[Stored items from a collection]
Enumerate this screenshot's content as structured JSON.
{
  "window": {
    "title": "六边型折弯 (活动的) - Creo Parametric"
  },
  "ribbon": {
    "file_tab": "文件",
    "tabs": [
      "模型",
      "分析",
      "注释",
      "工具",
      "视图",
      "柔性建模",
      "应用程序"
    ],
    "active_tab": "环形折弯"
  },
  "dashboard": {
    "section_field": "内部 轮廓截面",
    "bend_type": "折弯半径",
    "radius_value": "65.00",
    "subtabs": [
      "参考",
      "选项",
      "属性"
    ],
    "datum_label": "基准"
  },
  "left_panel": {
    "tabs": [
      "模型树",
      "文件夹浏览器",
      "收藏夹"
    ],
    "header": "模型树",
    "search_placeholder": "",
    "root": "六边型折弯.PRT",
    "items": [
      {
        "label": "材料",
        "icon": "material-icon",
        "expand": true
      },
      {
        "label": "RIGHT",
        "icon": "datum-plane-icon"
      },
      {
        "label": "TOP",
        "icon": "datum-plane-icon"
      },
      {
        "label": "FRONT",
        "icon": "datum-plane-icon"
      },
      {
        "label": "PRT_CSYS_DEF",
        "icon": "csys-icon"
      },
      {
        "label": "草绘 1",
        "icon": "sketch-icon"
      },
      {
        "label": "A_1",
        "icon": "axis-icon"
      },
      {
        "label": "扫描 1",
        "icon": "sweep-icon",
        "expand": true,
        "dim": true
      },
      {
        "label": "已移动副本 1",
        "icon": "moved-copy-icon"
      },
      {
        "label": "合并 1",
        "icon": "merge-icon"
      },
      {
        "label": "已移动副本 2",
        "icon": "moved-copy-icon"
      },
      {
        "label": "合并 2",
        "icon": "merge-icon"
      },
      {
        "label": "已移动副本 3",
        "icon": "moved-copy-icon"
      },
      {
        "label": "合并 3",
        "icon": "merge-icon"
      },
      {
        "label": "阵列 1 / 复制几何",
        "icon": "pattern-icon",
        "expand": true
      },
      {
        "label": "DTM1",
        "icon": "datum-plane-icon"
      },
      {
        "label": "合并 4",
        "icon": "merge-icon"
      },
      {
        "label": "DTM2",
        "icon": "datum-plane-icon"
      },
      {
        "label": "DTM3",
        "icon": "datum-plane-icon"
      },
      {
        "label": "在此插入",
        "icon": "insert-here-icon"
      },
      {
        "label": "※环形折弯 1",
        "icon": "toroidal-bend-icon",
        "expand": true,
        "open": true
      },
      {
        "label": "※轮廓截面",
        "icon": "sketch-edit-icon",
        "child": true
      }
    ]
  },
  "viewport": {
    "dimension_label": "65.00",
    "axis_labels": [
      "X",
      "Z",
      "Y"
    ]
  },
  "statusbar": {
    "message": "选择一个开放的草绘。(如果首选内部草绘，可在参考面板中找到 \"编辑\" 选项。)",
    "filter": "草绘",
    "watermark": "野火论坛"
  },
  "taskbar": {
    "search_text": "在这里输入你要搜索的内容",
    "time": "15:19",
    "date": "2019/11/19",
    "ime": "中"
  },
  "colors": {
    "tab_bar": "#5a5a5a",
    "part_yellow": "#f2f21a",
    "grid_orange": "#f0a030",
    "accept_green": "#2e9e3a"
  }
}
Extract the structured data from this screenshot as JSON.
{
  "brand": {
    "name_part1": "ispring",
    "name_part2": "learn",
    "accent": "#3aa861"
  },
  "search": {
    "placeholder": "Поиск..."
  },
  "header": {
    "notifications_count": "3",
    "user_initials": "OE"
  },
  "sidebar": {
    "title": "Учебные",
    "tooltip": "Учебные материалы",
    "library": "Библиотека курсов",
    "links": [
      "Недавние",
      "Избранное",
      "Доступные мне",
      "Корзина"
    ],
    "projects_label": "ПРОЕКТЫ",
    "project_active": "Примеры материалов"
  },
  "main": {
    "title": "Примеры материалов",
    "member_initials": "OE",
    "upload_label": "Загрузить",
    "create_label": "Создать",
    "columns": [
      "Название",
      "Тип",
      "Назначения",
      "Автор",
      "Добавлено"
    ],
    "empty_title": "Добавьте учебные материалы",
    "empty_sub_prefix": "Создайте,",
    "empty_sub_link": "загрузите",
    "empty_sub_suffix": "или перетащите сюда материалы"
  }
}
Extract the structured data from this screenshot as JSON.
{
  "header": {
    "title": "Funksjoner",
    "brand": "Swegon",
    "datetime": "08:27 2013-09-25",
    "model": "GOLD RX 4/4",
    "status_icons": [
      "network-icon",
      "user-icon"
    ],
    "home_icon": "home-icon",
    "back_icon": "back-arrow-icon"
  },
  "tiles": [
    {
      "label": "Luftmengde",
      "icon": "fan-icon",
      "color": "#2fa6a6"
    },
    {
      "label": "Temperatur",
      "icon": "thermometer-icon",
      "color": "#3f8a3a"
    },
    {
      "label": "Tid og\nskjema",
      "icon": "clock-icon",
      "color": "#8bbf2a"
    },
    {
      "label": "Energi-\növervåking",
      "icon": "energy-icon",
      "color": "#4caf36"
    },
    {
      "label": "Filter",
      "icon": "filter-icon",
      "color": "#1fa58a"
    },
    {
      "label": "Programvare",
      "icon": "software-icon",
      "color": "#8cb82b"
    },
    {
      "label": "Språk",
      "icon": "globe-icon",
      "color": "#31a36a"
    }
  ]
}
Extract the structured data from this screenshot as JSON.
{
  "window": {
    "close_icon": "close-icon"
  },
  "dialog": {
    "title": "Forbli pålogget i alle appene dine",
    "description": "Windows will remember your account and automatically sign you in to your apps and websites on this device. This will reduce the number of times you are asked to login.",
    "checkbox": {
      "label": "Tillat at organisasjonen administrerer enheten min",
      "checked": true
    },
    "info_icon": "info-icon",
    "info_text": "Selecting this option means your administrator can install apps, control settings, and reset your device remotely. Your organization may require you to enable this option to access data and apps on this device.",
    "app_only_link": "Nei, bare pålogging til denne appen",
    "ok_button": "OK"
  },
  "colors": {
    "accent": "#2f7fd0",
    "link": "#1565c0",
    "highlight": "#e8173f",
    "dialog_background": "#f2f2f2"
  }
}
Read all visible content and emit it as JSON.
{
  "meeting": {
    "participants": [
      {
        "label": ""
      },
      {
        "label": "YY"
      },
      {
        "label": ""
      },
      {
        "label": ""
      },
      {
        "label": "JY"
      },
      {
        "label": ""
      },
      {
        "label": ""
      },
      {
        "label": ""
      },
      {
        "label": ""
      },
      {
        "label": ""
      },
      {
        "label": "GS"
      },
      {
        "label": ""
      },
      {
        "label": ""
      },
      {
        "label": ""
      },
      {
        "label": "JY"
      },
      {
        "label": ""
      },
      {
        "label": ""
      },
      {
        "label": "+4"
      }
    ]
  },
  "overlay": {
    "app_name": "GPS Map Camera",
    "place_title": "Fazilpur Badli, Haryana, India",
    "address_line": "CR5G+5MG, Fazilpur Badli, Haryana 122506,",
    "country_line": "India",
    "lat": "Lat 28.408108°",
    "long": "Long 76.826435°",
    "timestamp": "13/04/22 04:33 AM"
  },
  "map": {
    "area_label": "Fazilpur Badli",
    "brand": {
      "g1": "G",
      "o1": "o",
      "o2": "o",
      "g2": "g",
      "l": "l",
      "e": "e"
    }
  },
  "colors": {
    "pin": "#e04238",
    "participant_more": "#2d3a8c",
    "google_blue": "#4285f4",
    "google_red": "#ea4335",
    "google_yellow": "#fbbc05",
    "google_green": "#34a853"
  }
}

**TASK TO COMPLETE**
Print back all the lines verbatim.

**EXERCISE RESPONSE**
Enumerate this screenshot's content as structured JSON.
{
  "window": {
    "title": "六边型折弯 (活动的) - Creo Parametric"
  },
  "ribbon": {
    "file_tab": "文件",
    "tabs": [
      "模型",
      "分析",
      "注释",
      "工具",
      "视图",
      "柔性建模",
      "应用程序"
    ],
    "active_tab": "环形折弯"
  },
  "dashboard": {
    "section_field": "内部 轮廓截面",
    "bend_type": "折弯半径",
    "radius_value": "65.00",
    "subtabs": [
      "参考",
      "选项",
      "属性"
    ],
    "datum_label": "基准"
  },
  "left_panel": {
    "tabs": [
      "模型树",
      "文件夹浏览器",
      "收藏夹"
    ],
    "header": "模型树",
    "search_placeholder": "",
    "root": "六边型折弯.PRT",
    "items": [
      {
        "label": "材料",
        "icon": "material-icon",
        "expand": true
      },
      {
        "label": "RIGHT",
        "icon": "datum-plane-icon"
      },
      {
        "label": "TOP",
        "icon": "datum-plane-icon"
      },
      {
        "label": "FRONT",
        "icon": "datum-plane-icon"
      },
      {
        "label": "PRT_CSYS_DEF",
        "icon": "csys-icon"
      },
      {
        "label": "草绘 1",
        "icon": "sketch-icon"
      },
      {
        "label": "A_1",
        "icon": "axis-icon"
      },
      {
        "label": "扫描 1",
        "icon": "sweep-icon",
        "expand": true,
        "dim": true
      },
      {
        "label": "已移动副本 1",
        "icon": "moved-copy-icon"
      },
      {
        "label": "合并 1",
        "icon": "merge-icon"
      },
      {
        "label": "已移动副本 2",
        "icon": "moved-copy-icon"
      },
      {
        "label": "合并 2",
        "icon": "merge-icon"
      },
      {
        "label": "已移动副本 3",
        "icon": "moved-copy-icon"
      },
      {
        "label": "合并 3",
        "icon": "merge-icon"
      },
      {
        "label": "阵列 1 / 复制几何",
        "icon": "pattern-icon",
        "expand": true
      },
      {
        "label": "DTM1",
        "icon": "datum-plane-icon"
      },
      {
        "label": "合并 4",
        "icon": "merge-icon"
      },
      {
        "label": "DTM2",
        "icon": "datum-plane-icon"
      },
      {
        "label": "DTM3",
        "icon": "datum-plane-icon"
      },
      {
        "label": "在此插入",
        "icon": "insert-here-icon"
      },
      {
        "label": "※环形折弯 1",
        "icon": "toroidal-bend-icon",
        "expand": true,
        "open": true
      },
      {
        "label": "※轮廓截面",
        "icon": "sketch-edit-icon",
        "child": true
      }
    ]
  },
  "viewport": {
    "dimension_label": "65.00",
    "axis_labels": [
      "X",
      "Z",
      "Y"
    ]
  },
  "statusbar": {
    "message": "选择一个开放的草绘。(如果首选内部草绘，可在参考面板中找到 \"编辑\" 选项。)",
    "filter": "草绘",
    "watermark": "野火论坛"
  },
  "taskbar": {
    "search_text": "在这里输入你要搜索的内容",
    "time": "15:19",
    "date": "2019/11/19",
    "ime": "中"
  },
  "colors": {
    "tab_bar": "#5a5a5a",
    "part_yellow": "#f2f21a",
    "grid_orange": "#f0a030",
    "accept_green": "#2e9e3a"
  }
}
Extract the structured data from this screenshot as JSON.
{
  "brand": {
    "name_part1": "ispring",
    "name_part2": "learn",
    "accent": "#3aa861"
  },
  "search": {
    "placeholder": "Поиск..."
  },
  "header": {
    "notifications_count": "3",
    "user_initials": "OE"
  },
  "sidebar": {
    "title": "Учебные",
    "tooltip": "Учебные материалы",
    "library": "Библиотека курсов",
    "links": [
      "Недавние",
      "Избранное",
      "Доступные мне",
      "Корзина"
    ],
    "projects_label": "ПРОЕКТЫ",
    "project_active": "Примеры материалов"
  },
  "main": {
    "title": "Примеры материалов",
    "member_initials": "OE",
    "upload_label": "Загрузить",
    "create_label": "Создать",
    "columns": [
      "Название",
      "Тип",
      "Назначения",
      "Автор",
      "Добавлено"
    ],
    "empty_title": "Добавьте учебные материалы",
    "empty_sub_prefix": "Создайте,",
    "empty_sub_link": "загрузите",
    "empty_sub_suffix": "или перетащите сюда материалы"
  }
}
Extract the structured data from this screenshot as JSON.
{
  "header": {
    "title": "Funksjoner",
    "brand": "Swegon",
    "datetime": "08:27 2013-09-25",
    "model": "GOLD RX 4/4",
    "status_icons": [
      "network-icon",
      "user-icon"
    ],
    "home_icon": "home-icon",
    "back_icon": "back-arrow-icon"
  },
  "tiles": [
    {
      "label": "Luftmengde",
      "icon": "fan-icon",
      "color": "#2fa6a6"
    },
    {
      "label": "Temperatur",
      "icon": "thermometer-icon",
      "color": "#3f8a3a"
    },
    {
      "label": "Tid og\nskjema",
      "icon": "clock-icon",
      "color": "#8bbf2a"
    },
    {
      "label": "Energi-\növervåking",
      "icon": "energy-icon",
      "color": "#4caf36"
    },
    {
      "label": "Filter",
      "icon": "filter-icon",
      "color": "#1fa58a"
    },
    {
      "label": "Programvare",
      "icon": "software-icon",
      "color": "#8cb82b"
    },
    {
      "label": "Språk",
      "icon": "globe-icon",
      "color": "#31a36a"
    }
  ]
}
Extract the structured data from this screenshot as JSON.
{
  "window": {
    "close_icon": "close-icon"
  },
  "dialog": {
    "title": "Forbli pålogget i alle appene dine",
    "description": "Windows will remember your account and automatically sign you in to your apps and websites on this device. This will reduce the number of times you are asked to login.",
    "checkbox": {
      "label": "Tillat at organisasjonen administrerer enheten min",
      "checked": true
    },
    "info_icon": "info-icon",
    "info_text": "Selecting this option means your administrator can install apps, control settings, and reset your device remotely. Your organization may require you to enable this option to access data and apps on this device.",
    "app_only_link": "Nei, bare pålogging til denne appen",
    "ok_button": "OK"
  },
  "colors": {
    "accent": "#2f7fd0",
    "link": "#1565c0",
    "highlight": "#e8173f",
    "dialog_background": "#f2f2f2"
  }
}
Read all visible content and emit it as JSON.
{
  "meeting": {
    "participants": [
      {
        "label": ""
      },
      {
        "label": "YY"
      },
      {
        "label": ""
      },
      {
        "label": ""
      },
      {
        "label": "JY"
      },
      {
        "label": ""
      },
      {
        "label": ""
      },
      {
        "label": ""
      },
      {
        "label": ""
      },
      {
        "label": ""
      },
      {
        "label": "GS"
      },
      {
        "label": ""
      },
      {
        "label": ""
      },
      {
        "label": ""
      },
      {
        "label": "JY"
      },
      {
        "label": ""
      },
      {
        "label": ""
      },
      {
        "label": "+4"
      }
    ]
  },
  "overlay": {
    "app_name": "GPS Map Camera",
    "place_title": "Fazilpur Badli, Haryana, India",
    "address_line": "CR5G+5MG, Fazilpur Badli, Haryana 122506,",
    "country_line": "India",
    "lat": "Lat 28.408108°",
    "long": "Long 76.826435°",
    "timestamp": "13/04/22 04:33 AM"
  },
  "map": {
    "area_label": "Fazilpur Badli",
    "brand": {
      "g1": "G",
      "o1": "o",
      "o2": "o",
      "g2": "g",
      "l": "l",
      "e": "e"
    }
  },
  "colors": {
    "pin": "#e04238",
    "participant_more": "#2d3a8c",
    "google_blue": "#4285f4",
    "google_red": "#ea4335",
    "google_yellow": "#fbbc05",
    "google_green": "#34a853"
  }
}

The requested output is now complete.